>> begin
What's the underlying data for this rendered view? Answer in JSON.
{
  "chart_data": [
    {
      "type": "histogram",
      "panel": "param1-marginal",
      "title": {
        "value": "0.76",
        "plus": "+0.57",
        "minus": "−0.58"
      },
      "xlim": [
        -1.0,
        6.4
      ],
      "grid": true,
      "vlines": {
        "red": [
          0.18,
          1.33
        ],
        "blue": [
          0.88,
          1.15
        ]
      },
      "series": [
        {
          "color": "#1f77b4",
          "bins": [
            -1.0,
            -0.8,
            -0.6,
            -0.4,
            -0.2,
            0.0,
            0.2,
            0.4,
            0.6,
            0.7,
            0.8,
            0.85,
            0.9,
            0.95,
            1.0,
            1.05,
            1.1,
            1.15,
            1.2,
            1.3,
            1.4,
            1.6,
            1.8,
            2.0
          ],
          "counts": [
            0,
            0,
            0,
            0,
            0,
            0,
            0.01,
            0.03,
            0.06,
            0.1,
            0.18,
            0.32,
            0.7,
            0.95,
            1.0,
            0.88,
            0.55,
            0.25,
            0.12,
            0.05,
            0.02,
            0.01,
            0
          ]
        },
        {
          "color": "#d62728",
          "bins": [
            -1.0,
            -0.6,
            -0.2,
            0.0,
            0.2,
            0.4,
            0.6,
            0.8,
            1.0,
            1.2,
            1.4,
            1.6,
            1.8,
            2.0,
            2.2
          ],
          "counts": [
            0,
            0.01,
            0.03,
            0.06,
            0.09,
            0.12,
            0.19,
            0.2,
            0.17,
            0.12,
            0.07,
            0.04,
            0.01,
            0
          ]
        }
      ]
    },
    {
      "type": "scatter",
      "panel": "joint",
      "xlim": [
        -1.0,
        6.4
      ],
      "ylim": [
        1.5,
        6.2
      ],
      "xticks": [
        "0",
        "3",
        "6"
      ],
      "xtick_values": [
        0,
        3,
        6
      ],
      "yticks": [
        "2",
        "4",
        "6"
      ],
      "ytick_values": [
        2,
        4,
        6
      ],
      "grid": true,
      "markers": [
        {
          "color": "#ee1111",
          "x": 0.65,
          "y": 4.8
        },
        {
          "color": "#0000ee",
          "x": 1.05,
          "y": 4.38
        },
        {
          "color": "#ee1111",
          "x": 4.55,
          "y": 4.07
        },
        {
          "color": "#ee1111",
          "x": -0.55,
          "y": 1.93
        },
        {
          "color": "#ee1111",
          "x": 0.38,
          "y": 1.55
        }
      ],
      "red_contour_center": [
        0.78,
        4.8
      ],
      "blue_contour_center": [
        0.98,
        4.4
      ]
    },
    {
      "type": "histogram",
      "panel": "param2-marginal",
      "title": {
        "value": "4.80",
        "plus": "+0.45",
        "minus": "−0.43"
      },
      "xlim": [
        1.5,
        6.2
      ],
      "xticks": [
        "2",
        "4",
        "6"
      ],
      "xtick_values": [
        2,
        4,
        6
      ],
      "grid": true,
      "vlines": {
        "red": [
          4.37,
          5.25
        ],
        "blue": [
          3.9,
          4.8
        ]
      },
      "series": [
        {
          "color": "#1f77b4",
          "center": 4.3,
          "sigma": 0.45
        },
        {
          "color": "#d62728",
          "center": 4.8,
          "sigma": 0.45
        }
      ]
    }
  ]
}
>> end
> _Requirements_
Type the material above out again, exactly.

> _Written answer_
What's the underlying data for this rendered view? Answer in JSON.
{
  "chart_data": [
    {
      "type": "histogram",
      "panel": "param1-marginal",
      "title": {
        "value": "0.76",
        "plus": "+0.57",
        "minus": "−0.58"
      },
      "xlim": [
        -1.0,
        6.4
      ],
      "grid": true,
      "vlines": {
        "red": [
          0.18,
          1.33
        ],
        "blue": [
          0.88,
          1.15
        ]
      },
      "series": [
        {
          "color": "#1f77b4",
          "bins": [
            -1.0,
            -0.8,
            -0.6,
            -0.4,
            -0.2,
            0.0,
            0.2,
            0.4,
            0.6,
            0.7,
            0.8,
            0.85,
            0.9,
            0.95,
            1.0,
            1.05,
            1.1,
            1.15,
            1.2,
            1.3,
            1.4,
            1.6,
            1.8,
            2.0
          ],
          "counts": [
            0,
            0,
            0,
            0,
            0,
            0,
            0.01,
            0.03,
            0.06,
            0.1,
            0.18,
            0.32,
            0.7,
            0.95,
            1.0,
            0.88,
            0.55,
            0.25,
            0.12,
            0.05,
            0.02,
            0.01,
            0
          ]
        },
        {
          "color": "#d62728",
          "bins": [
            -1.0,
            -0.6,
            -0.2,
            0.0,
            0.2,
            0.4,
            0.6,
            0.8,
            1.0,
            1.2,
            1.4,
            1.6,
            1.8,
            2.0,
            2.2
          ],
          "counts": [
            0,
            0.01,
            0.03,
            0.06,
            0.09,
            0.12,
            0.19,
            0.2,
            0.17,
            0.12,
            0.07,
            0.04,
            0.01,
            0
          ]
        }
      ]
    },
    {
      "type": "scatter",
      "panel": "joint",
      "xlim": [
        -1.0,
        6.4
      ],
      "ylim": [
        1.5,
        6.2
      ],
      "xticks": [
        "0",
        "3",
        "6"
      ],
      "xtick_values": [
        0,
        3,
        6
      ],
      "yticks": [
        "2",
        "4",
        "6"
      ],
      "ytick_values": [
        2,
        4,
        6
      ],
      "grid": true,
      "markers": [
        {
          "color": "#ee1111",
          "x": 0.65,
          "y": 4.8
        },
        {
          "color": "#0000ee",
          "x": 1.05,
          "y": 4.38
        },
        {
          "color": "#ee1111",
          "x": 4.55,
          "y": 4.07
        },
        {
          "color": "#ee1111",
          "x": -0.55,
          "y": 1.93
        },
        {
          "color": "#ee1111",
          "x": 0.38,
          "y": 1.55
        }
      ],
      "red_contour_center": [
        0.78,
        4.8
      ],
      "blue_contour_center": [
        0.98,
        4.4
      ]
    },
    {
      "type": "histogram",
      "panel": "param2-marginal",
      "title": {
        "value": "4.80",
        "plus": "+0.45",
        "minus": "−0.43"
      },
      "xlim": [
        1.5,
        6.2
      ],
      "xticks": [
        "2",
        "4",
        "6"
      ],
      "xtick_values": [
        2,
        4,
        6
      ],
      "grid": true,
      "vlines": {
        "red": [
          4.37,
          5.25
        ],
        "blue": [
          3.9,
          4.8
        ]
      },
      "series": [
        {
          "color": "#1f77b4",
          "center": 4.3,
          "sigma": 0.45
        },
        {
          "color": "#d62728",
          "center": 4.8,
          "sigma": 0.45
        }
      ]
    }
  ]
}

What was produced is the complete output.